[Dataset entries on figures]

· · ·

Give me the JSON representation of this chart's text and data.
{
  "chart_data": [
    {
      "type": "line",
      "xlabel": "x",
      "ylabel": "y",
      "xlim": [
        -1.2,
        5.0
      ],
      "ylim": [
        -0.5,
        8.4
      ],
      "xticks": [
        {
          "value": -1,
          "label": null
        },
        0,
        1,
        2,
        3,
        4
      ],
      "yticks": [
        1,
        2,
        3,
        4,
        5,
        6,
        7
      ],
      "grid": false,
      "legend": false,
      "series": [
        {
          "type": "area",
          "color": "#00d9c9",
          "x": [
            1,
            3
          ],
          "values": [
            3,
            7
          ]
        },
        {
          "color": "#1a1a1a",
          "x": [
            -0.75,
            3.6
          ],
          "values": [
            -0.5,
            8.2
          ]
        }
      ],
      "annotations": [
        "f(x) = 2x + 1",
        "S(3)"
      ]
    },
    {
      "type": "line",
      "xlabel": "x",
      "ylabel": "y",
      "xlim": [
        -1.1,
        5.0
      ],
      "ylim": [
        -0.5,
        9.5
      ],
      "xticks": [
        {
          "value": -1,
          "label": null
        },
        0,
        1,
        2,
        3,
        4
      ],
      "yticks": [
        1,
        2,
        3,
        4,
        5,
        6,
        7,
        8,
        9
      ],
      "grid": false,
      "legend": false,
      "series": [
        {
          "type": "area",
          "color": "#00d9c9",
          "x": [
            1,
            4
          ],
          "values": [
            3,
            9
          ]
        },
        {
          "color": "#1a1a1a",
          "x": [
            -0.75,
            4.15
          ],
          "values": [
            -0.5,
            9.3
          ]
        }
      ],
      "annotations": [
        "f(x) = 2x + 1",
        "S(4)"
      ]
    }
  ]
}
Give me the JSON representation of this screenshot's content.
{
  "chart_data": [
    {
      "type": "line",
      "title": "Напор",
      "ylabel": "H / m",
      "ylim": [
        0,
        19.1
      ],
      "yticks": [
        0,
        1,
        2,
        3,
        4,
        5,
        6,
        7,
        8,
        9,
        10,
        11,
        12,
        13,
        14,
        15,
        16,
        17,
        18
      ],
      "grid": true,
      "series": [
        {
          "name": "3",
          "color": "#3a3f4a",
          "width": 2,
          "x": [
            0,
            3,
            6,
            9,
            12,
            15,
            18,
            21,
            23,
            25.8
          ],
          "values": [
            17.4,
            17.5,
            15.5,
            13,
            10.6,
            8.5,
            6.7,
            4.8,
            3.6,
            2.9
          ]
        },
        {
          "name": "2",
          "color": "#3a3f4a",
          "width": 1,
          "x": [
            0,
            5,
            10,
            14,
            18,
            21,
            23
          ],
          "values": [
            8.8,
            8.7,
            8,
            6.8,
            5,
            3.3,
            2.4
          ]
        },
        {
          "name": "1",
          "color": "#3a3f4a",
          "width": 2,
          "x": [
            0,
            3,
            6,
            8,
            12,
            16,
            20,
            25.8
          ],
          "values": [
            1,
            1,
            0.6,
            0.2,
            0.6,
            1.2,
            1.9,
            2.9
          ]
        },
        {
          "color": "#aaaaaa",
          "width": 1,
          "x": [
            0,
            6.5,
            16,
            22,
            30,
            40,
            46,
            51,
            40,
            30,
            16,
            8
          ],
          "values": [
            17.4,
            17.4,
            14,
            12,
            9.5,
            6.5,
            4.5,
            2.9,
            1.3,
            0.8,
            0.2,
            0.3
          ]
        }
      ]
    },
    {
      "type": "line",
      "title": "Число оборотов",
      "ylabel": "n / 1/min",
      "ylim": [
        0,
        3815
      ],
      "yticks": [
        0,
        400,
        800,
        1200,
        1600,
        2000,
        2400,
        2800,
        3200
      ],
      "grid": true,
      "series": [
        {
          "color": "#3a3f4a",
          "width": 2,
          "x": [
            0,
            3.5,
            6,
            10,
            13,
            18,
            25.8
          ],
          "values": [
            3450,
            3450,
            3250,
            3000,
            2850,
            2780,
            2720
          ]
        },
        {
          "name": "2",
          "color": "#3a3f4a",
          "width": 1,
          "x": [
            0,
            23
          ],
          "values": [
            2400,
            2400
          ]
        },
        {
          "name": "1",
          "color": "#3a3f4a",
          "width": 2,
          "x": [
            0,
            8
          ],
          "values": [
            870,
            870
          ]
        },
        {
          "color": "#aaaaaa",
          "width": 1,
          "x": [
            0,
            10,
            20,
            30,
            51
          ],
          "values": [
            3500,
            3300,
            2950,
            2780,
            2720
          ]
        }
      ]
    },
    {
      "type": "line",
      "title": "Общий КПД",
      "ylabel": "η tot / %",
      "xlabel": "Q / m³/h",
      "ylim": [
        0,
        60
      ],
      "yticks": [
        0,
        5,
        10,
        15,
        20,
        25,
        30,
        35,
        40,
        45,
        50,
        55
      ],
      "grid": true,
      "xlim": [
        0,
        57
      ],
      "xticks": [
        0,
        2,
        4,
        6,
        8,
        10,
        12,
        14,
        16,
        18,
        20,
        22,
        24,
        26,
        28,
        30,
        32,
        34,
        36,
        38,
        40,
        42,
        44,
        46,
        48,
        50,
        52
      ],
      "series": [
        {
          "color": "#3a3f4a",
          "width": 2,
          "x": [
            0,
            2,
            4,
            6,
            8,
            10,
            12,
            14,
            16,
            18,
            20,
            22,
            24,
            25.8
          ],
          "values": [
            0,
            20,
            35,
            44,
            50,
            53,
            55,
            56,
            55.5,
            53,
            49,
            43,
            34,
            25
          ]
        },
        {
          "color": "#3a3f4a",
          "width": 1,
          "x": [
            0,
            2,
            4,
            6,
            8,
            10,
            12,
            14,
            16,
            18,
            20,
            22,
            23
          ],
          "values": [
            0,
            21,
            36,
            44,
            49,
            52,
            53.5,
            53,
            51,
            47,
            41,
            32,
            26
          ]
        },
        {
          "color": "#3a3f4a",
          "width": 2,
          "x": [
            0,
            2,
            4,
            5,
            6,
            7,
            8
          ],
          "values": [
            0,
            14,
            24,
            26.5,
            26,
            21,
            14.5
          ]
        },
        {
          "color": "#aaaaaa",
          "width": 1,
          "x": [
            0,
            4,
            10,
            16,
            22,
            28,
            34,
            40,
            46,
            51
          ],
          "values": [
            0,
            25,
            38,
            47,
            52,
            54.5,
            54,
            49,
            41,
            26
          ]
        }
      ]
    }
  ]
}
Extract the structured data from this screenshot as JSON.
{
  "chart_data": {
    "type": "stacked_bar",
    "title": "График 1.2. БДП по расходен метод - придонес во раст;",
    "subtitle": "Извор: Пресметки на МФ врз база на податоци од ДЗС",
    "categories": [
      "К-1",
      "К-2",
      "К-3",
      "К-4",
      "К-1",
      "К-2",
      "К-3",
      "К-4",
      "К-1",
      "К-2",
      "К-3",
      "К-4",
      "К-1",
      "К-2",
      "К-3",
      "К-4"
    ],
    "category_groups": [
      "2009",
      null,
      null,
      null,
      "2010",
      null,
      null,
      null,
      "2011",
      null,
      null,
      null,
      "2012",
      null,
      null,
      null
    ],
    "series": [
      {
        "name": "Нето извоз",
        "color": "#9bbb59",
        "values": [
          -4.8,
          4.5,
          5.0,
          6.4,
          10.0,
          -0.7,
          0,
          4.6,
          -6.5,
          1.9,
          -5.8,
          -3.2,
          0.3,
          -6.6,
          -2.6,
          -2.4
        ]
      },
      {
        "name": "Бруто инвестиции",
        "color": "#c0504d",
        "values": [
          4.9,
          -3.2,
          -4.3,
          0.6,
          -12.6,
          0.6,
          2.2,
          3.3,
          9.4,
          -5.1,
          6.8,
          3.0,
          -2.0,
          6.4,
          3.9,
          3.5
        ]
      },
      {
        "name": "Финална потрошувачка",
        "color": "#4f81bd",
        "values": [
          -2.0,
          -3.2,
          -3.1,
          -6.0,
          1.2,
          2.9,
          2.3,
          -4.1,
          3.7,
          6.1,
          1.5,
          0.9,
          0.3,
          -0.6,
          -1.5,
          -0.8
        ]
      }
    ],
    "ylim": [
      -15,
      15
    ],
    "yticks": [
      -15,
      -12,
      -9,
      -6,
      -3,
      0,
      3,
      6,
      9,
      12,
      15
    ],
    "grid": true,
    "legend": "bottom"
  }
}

· · ·

*What you have to do*:
Pick out each line containing the string "Give" and copy it.

*Solution to the exercise*:
Give me the JSON representation of this chart's text and data.
Give me the JSON representation of this screenshot's content.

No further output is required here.